§ Source extract:
┌──
Of course once the eye is tapped (whether by a handheld device like WearTel (TM), or by Eye Tap eyeglasses or contact lenses), there is the very existential fact that one becomes a camera. In this way, we will be able to have personal documentaries of large portions of our lives, shot from a first--person perspective. Turning the eye itself into a camera will radically change the way pictures are taken, memories are kept, and events are documented. (See for example, the Electronic News Gathering wear project: http://engwear.org)

Text:

Organization of the textbook

The course will follow very closely to the textbook which is organized into these six chapters:
  1. Personal Cybernetics: The first chapter introduces the general ideas of ``Wearable Computing'', personal technologies, etc. See http://wearcam.org/hi.htm.
  2. Personal Imaging: (cameras getting smaller and easier to carry), wearing the camera (the instructor's fully functioning XF86 GNUX wristwatch videoconferencing system, http://wearcam.org/wristcam/); wearing the camera in an "always ready" state
  3. Mediated Reality and the EyeTap Principle.
  4. Comparametric Equations, Photoquantigraphic Imaging, and comparagraphics (see http://wearcam.org/comparam.htm)
  5. Lightspace:
  6. VideoOrbits and algebraic projective geometry (see http://wearcam.org/orbits); Computer Mediated Reality in the real world; Reality Window Manager (RWM).

Other supplemental material

  1. Chording keyer (input device) for wearable/portable computing or personal multimedia environment
  2. fluid user interfaces
  3. previously published paper on fluid user interfaces
  4. University of Ottawa: Cyborg Law course See, also, the University of Ottawa site, and article on legal and philosophical aspects of Intelligent Image Processing
  5. photocell experiment
  6. "Recording 'Lightspace' so shadows and highlights vary with varying viewing illumination", Optics Letters, Vol. 20, Iss. 4, 1995 ("margoloh")
  7. Example from previous year's work: data from final lab, year 2005: lightvectors and lightspace (See readme.txt file).

Lecture, lab, and tutorial schedule

  1. Week1 (Tue. Jan. 4 and Wed. Jan. 5th): Humanistic Intelligence for Intelligent Image Processing
    Humanistic User Interfaces, e.g. "LiqUIface" and other novel inputs that have the human being in the feedback loop of a computational process.
  2. Week2: Personal Imaging; concomitant cover activity and VideoClips; Wristwatch videophone; Telepointer, metaphor-free computing, and Direct User Interfaces.
  3. Week3: Atmel AVR, handout of circuitboards for keyers, etc.; wiring instructions are now on this www site at http://wearcam.org/septambic/
  4. Week4: EyeTap part1; technology that causes the eye itself to function as if it were both a camera and display; collinearity criterion; Calibration of EyeTap systems; Human factors and user studies.
  5. Week5: Eyetap part2; Blurry information displays; Laser Eyetap; Vitrionics (electronics in glass); Vitrionic contact lenses.
  6. Week6: Comparametric Equations part1.
  7. Week7: READING WEEK: NO LECTURE THIS WEEK
  8. Week8: Comparametric Equations part2.
  9. Week9: Comparametric Equations part3. http://eyetap.org/ece1766/.
  10. Week10: Lightspace and anti-homomorphic vectorspaces.
  11. Week11: VideoOrbits, part1; background
  12. PDC intensive course may also be offered around this time;
  13. Week12: VideoOrbits, part2; Reality Window Manager (RWM); Mediated Reality; Augmented Reality in industrial applications; Visual Filters; topics for further research (graduate studies and industrial opportunities).
  14. Week13; review for final exam;
  15. Final Exam: standard time frame usually sometime between around mid April and the end of April.
└──
§ What is expected: Please summarize the course outline above in two sentences.

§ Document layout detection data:
┌──
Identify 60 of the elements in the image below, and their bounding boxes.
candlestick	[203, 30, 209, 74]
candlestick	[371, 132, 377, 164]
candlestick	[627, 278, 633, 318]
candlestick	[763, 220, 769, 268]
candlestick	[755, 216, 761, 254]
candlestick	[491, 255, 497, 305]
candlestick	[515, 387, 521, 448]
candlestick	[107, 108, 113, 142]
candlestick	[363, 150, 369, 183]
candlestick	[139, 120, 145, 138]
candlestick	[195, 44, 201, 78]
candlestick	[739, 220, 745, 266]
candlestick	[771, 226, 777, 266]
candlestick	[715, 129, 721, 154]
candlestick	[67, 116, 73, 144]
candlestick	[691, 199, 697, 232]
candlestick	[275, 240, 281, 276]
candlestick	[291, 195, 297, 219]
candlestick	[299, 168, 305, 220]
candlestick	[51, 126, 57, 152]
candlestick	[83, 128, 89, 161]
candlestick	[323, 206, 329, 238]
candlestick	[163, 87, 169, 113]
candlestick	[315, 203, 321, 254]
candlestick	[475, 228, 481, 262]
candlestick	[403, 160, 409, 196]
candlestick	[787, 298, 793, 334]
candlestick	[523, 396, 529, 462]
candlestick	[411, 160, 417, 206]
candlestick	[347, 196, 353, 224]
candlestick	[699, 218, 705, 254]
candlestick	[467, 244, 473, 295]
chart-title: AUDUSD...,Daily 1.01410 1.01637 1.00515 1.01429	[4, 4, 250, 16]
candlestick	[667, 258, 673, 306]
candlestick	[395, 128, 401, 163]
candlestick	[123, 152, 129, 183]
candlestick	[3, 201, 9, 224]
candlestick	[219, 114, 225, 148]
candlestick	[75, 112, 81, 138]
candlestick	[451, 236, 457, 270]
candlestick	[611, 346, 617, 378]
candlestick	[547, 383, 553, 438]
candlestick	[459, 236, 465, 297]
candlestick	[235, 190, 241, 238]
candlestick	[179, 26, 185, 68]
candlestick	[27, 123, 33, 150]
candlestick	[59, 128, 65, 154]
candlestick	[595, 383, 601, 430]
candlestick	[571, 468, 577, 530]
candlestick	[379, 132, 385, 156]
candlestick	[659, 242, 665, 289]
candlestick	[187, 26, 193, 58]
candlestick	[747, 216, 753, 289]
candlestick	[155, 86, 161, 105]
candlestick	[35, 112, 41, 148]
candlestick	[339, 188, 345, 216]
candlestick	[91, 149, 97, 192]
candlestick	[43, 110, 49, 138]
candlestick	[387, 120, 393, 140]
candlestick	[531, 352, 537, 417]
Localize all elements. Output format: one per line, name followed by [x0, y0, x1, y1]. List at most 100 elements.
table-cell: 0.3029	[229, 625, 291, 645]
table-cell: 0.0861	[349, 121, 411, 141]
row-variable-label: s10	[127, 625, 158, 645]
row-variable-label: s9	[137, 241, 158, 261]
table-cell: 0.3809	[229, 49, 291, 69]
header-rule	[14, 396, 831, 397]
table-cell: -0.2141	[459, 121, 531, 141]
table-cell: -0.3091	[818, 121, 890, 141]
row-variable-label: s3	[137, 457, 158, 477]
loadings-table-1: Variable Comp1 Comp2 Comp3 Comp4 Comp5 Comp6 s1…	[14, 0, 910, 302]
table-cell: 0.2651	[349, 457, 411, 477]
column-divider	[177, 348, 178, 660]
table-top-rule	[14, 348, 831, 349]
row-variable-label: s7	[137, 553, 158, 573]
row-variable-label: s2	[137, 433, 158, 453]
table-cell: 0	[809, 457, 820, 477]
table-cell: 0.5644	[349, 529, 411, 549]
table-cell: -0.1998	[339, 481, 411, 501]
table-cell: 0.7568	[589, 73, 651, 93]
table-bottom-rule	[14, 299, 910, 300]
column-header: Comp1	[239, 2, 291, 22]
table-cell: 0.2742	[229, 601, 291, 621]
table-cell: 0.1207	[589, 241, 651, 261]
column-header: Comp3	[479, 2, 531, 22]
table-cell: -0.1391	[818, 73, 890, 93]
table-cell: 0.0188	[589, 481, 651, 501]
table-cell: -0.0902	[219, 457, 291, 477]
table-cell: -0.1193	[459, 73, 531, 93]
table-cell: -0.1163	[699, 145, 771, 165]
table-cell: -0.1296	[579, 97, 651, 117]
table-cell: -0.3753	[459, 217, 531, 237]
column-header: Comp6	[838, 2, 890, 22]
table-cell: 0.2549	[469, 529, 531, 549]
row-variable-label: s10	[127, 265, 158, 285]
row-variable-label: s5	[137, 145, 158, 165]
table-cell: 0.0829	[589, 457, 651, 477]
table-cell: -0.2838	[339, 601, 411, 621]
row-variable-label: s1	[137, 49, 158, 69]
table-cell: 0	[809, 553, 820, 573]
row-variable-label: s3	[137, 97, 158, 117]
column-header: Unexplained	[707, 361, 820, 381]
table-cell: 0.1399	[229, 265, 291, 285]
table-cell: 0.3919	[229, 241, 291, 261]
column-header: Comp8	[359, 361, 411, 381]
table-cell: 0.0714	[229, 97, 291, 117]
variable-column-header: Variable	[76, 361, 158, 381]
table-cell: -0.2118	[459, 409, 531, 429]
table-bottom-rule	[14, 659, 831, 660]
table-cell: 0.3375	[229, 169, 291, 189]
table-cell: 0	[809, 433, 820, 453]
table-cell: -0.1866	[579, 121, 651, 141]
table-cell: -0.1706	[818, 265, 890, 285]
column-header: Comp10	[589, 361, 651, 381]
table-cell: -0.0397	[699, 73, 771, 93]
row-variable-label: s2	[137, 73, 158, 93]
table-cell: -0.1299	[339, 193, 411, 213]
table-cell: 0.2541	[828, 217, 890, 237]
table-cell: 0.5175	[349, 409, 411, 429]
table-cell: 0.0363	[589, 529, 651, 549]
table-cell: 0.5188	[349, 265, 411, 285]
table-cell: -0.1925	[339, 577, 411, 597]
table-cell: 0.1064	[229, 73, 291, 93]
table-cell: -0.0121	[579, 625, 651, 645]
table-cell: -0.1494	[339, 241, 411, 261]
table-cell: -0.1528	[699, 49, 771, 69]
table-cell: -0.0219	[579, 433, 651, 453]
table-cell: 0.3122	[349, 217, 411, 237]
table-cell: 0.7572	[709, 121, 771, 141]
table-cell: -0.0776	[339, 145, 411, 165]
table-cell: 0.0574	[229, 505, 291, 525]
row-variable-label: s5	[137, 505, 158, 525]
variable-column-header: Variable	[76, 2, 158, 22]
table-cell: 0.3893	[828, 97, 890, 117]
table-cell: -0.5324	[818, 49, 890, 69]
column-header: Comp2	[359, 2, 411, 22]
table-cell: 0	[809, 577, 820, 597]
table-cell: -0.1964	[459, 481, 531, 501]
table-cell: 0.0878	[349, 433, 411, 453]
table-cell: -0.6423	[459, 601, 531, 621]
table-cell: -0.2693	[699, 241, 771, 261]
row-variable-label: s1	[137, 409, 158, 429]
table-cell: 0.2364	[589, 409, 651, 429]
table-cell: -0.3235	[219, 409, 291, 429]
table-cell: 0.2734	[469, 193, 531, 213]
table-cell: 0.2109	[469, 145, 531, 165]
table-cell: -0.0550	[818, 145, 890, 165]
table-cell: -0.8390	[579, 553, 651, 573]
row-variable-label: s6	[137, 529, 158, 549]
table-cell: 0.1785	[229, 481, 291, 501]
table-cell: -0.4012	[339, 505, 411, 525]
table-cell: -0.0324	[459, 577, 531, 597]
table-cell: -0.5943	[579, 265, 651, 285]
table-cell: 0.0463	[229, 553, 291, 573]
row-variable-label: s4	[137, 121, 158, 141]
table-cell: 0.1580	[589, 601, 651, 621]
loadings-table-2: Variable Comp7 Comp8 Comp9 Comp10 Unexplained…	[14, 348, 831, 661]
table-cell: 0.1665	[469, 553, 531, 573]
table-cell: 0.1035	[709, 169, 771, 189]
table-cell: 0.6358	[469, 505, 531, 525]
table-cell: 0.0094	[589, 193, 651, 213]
└──
§ Result of this exercise: The course follows its textbook closely, and the book's six chapters run from personal cybernetics and personal imaging through mediated reality and the EyeTap principle, comparametric equations, lightspace, and VideoOrbits. A weekly schedule spreads these topics across the term, with no lecture in Week 7 for reading week, a review in Week 13, and a final exam usually between mid April and the end of April.